== EXERCISE PROMPT ==
Check each line of the listing, and copy it if it contains the word "from".
[DATA PROVIDED Boundary: Start]
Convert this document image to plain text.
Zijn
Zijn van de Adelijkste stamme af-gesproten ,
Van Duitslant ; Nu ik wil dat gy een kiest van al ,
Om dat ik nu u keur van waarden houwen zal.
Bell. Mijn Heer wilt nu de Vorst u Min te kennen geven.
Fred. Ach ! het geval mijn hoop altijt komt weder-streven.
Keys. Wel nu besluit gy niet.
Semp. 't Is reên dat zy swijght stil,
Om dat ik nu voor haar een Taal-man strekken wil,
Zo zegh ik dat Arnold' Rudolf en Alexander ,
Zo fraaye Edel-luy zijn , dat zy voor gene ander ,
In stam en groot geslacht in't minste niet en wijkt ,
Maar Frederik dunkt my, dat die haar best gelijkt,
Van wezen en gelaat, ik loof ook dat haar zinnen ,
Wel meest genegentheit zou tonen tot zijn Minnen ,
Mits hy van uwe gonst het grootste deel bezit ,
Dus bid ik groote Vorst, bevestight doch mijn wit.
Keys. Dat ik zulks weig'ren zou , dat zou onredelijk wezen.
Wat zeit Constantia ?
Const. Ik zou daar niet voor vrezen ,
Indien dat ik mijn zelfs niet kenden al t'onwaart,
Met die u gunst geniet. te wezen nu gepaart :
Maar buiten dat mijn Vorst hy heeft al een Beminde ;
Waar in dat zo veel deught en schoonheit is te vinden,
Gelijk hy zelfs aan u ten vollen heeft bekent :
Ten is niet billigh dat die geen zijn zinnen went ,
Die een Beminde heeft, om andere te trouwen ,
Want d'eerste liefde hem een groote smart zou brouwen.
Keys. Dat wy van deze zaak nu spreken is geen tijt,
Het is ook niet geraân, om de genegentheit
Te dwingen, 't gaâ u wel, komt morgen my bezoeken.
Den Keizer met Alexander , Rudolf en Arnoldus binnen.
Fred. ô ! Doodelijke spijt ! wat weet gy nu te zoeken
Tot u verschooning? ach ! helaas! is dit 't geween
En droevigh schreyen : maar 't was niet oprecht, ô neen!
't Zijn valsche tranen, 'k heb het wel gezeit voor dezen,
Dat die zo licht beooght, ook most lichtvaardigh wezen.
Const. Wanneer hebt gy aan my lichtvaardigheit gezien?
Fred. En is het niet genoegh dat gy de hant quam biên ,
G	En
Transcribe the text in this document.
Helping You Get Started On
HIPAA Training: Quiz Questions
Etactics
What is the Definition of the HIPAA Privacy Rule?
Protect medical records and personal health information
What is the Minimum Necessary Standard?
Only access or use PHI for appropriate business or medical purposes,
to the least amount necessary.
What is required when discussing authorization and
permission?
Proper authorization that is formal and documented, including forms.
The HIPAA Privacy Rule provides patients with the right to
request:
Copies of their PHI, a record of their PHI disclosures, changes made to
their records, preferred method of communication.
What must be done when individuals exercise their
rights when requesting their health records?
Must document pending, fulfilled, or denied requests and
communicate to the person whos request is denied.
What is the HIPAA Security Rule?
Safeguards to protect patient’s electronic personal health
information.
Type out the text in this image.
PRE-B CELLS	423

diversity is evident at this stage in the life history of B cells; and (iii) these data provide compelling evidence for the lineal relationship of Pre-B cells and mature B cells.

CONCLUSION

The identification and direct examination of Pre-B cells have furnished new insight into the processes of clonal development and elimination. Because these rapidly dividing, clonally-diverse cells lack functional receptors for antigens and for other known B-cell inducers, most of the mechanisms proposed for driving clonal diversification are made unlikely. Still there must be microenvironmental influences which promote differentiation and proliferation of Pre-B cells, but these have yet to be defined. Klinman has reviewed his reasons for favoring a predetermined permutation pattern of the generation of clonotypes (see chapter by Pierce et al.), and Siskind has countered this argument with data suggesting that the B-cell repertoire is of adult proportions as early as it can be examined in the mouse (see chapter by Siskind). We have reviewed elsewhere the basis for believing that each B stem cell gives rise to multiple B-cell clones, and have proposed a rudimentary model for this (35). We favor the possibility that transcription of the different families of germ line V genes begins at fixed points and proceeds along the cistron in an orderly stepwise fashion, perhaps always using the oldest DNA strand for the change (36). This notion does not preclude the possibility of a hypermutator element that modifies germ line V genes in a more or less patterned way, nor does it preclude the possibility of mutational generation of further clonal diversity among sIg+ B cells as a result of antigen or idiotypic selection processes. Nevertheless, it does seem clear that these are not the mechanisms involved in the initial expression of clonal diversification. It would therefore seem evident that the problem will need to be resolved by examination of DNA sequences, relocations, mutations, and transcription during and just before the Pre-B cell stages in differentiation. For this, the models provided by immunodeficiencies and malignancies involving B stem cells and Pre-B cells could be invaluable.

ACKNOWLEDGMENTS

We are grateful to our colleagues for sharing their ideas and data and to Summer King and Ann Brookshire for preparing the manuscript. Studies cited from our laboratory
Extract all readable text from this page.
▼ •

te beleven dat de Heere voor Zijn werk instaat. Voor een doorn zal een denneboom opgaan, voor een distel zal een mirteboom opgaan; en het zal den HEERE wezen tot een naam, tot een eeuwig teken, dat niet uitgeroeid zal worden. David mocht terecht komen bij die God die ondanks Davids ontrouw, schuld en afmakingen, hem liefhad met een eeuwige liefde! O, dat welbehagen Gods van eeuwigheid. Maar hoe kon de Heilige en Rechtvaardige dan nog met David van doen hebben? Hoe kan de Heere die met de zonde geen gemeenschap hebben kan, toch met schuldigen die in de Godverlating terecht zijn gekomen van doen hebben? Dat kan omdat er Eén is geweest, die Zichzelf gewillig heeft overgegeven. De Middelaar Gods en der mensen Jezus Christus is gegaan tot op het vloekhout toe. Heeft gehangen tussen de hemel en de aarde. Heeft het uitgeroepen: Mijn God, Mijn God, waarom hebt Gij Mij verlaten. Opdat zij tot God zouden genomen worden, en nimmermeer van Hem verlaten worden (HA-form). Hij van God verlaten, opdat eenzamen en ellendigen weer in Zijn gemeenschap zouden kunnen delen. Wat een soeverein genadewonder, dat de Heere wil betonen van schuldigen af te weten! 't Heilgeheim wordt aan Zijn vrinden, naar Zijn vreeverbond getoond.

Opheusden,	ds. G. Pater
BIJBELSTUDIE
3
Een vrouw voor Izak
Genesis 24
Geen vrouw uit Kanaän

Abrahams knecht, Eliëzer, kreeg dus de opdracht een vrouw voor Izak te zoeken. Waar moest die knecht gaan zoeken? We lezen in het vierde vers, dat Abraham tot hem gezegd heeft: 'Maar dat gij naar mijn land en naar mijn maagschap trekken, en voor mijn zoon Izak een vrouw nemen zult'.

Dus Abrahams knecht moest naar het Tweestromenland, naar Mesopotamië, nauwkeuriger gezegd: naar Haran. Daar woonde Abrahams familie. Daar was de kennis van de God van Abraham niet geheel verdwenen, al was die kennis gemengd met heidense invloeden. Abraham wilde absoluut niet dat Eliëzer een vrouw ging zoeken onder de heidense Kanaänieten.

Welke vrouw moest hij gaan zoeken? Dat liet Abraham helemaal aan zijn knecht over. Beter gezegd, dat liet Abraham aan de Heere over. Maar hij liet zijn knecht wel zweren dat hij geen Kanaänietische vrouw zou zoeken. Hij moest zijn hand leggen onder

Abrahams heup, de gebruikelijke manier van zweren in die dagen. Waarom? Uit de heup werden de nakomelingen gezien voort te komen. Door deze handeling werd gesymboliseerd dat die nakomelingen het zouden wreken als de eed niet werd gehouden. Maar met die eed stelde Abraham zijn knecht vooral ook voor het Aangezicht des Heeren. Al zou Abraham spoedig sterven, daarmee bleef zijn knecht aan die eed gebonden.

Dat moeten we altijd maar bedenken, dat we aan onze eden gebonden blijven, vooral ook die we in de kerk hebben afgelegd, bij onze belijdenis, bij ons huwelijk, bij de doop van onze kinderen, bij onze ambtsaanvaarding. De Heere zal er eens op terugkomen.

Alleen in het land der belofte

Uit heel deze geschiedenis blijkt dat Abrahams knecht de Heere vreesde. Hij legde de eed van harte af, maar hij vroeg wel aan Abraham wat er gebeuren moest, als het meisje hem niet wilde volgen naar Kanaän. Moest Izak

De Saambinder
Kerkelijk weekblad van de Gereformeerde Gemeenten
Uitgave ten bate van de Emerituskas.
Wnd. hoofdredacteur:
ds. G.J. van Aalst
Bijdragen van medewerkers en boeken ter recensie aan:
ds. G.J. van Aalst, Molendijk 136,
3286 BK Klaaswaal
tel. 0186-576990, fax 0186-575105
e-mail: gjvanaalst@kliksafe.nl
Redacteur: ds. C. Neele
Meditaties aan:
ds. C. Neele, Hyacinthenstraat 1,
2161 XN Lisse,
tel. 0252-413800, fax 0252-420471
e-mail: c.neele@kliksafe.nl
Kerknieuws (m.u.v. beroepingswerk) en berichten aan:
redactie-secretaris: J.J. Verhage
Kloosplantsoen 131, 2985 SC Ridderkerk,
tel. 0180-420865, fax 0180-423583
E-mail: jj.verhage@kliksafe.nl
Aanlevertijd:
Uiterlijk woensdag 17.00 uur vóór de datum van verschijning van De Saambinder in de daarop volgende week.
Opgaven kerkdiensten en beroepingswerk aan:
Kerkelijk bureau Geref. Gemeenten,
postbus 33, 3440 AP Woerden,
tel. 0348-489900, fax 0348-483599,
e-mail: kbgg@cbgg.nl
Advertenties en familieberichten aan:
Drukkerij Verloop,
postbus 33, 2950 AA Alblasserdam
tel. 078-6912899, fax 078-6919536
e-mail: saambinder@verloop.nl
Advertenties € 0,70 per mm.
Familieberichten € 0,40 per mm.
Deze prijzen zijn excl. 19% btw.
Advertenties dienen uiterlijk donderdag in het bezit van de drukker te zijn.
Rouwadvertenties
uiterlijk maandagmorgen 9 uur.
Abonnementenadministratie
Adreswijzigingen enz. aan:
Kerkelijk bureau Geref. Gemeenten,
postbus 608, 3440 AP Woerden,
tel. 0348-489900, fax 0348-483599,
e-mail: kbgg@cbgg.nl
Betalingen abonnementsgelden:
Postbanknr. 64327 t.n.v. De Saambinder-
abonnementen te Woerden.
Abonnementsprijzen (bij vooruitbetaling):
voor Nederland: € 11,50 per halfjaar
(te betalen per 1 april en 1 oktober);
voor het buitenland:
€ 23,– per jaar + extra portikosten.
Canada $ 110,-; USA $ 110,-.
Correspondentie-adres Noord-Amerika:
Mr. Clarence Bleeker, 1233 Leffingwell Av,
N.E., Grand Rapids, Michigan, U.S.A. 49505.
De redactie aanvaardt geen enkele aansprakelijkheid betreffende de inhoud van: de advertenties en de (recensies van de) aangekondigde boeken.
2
[DATA PROVIDED Boundary: End]
== RESPONSE AREA ==
We are grateful to our colleagues for sharing their ideas and data and to Summer King and Ann Brookshire for preparing the manuscript. Studies cited from our laboratory
Extract all readable text from this page.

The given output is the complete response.